Problem: Return all of the entries word for word, but omit the pictures they contain.

Given data:

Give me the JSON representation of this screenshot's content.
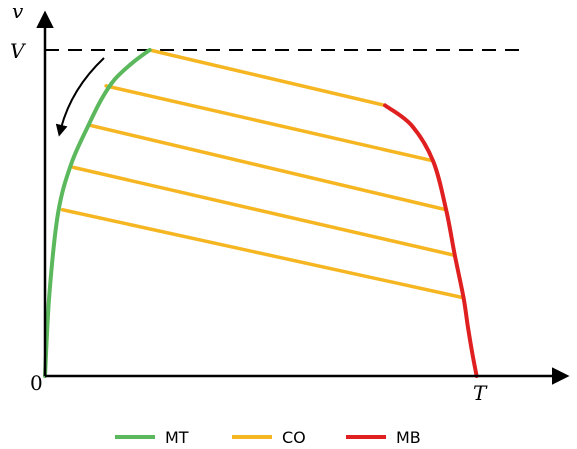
{
  "chart_data": {
    "type": "line",
    "xlabel": "T",
    "ylabel": "v",
    "y_marker_label": "V",
    "origin_label": "0",
    "xlim": [
      0,
      1
    ],
    "ylim": [
      0,
      1
    ],
    "legend_position": "bottom-center",
    "series": [
      {
        "name": "MT",
        "color": "#5cb85c",
        "x": [
          0.0,
          0.01,
          0.03,
          0.06,
          0.1,
          0.13,
          0.16,
          0.2,
          0.24
        ],
        "y": [
          0.0,
          0.25,
          0.5,
          0.65,
          0.77,
          0.85,
          0.91,
          0.96,
          1.0
        ]
      },
      {
        "name": "CO",
        "color": "#f5b622",
        "segments": [
          {
            "x": [
              0.24,
              0.78
            ],
            "y": [
              1.0,
              0.83
            ]
          },
          {
            "x": [
              0.14,
              0.89
            ],
            "y": [
              0.89,
              0.66
            ]
          },
          {
            "x": [
              0.1,
              0.92
            ],
            "y": [
              0.77,
              0.51
            ]
          },
          {
            "x": [
              0.065,
              0.94
            ],
            "y": [
              0.64,
              0.37
            ]
          },
          {
            "x": [
              0.04,
              0.96
            ],
            "y": [
              0.51,
              0.24
            ]
          }
        ]
      },
      {
        "name": "MB",
        "color": "#e02020",
        "x": [
          0.78,
          0.84,
          0.89,
          0.92,
          0.94,
          0.96,
          0.97,
          0.98,
          0.99
        ],
        "y": [
          0.83,
          0.77,
          0.66,
          0.51,
          0.37,
          0.24,
          0.15,
          0.07,
          0.0
        ]
      }
    ],
    "reference_line": {
      "y": 1.0,
      "style": "dashed",
      "color": "#000000"
    },
    "annotation": {
      "type": "curved-arrow",
      "direction": "down-left"
    }
  }
}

Correct answer:
Give me the JSON representation of this screenshot's content.
{
  "chart_data": {
    "type": "line",
    "xlabel": "T",
    "ylabel": "v",
    "y_marker_label": "V",
    "origin_label": "0",
    "xlim": [
      0,
      1
    ],
    "ylim": [
      0,
      1
    ],
    "legend_position": "bottom-center",
    "series": [
      {
        "name": "MT",
        "color": "#5cb85c",
        "x": [
          0.0,
          0.01,
          0.03,
          0.06,
          0.1,
          0.13,
          0.16,
          0.2,
          0.24
        ],
        "y": [
          0.0,
          0.25,
          0.5,
          0.65,
          0.77,
          0.85,
          0.91,
          0.96,
          1.0
        ]
      },
      {
        "name": "CO",
        "color": "#f5b622",
        "segments": [
          {
            "x": [
              0.24,
              0.78
            ],
            "y": [
              1.0,
              0.83
            ]
          },
          {
            "x": [
              0.14,
              0.89
            ],
            "y": [
              0.89,
              0.66
            ]
          },
          {
            "x": [
              0.1,
              0.92
            ],
            "y": [
              0.77,
              0.51
            ]
          },
          {
            "x": [
              0.065,
              0.94
            ],
            "y": [
              0.64,
              0.37
            ]
          },
          {
            "x": [
              0.04,
              0.96
            ],
            "y": [
              0.51,
              0.24
            ]
          }
        ]
      },
      {
        "name": "MB",
        "color": "#e02020",
        "x": [
          0.78,
          0.84,
          0.89,
          0.92,
          0.94,
          0.96,
          0.97,
          0.98,
          0.99
        ],
        "y": [
          0.83,
          0.77,
          0.66,
          0.51,
          0.37,
          0.24,
          0.15,
          0.07,
          0.0
        ]
      }
    ],
    "reference_line": {
      "y": 1.0,
      "style": "dashed",
      "color": "#000000"
    },
    "annotation": {
      "type": "curved-arrow",
      "direction": "down-left"
    }
  }
}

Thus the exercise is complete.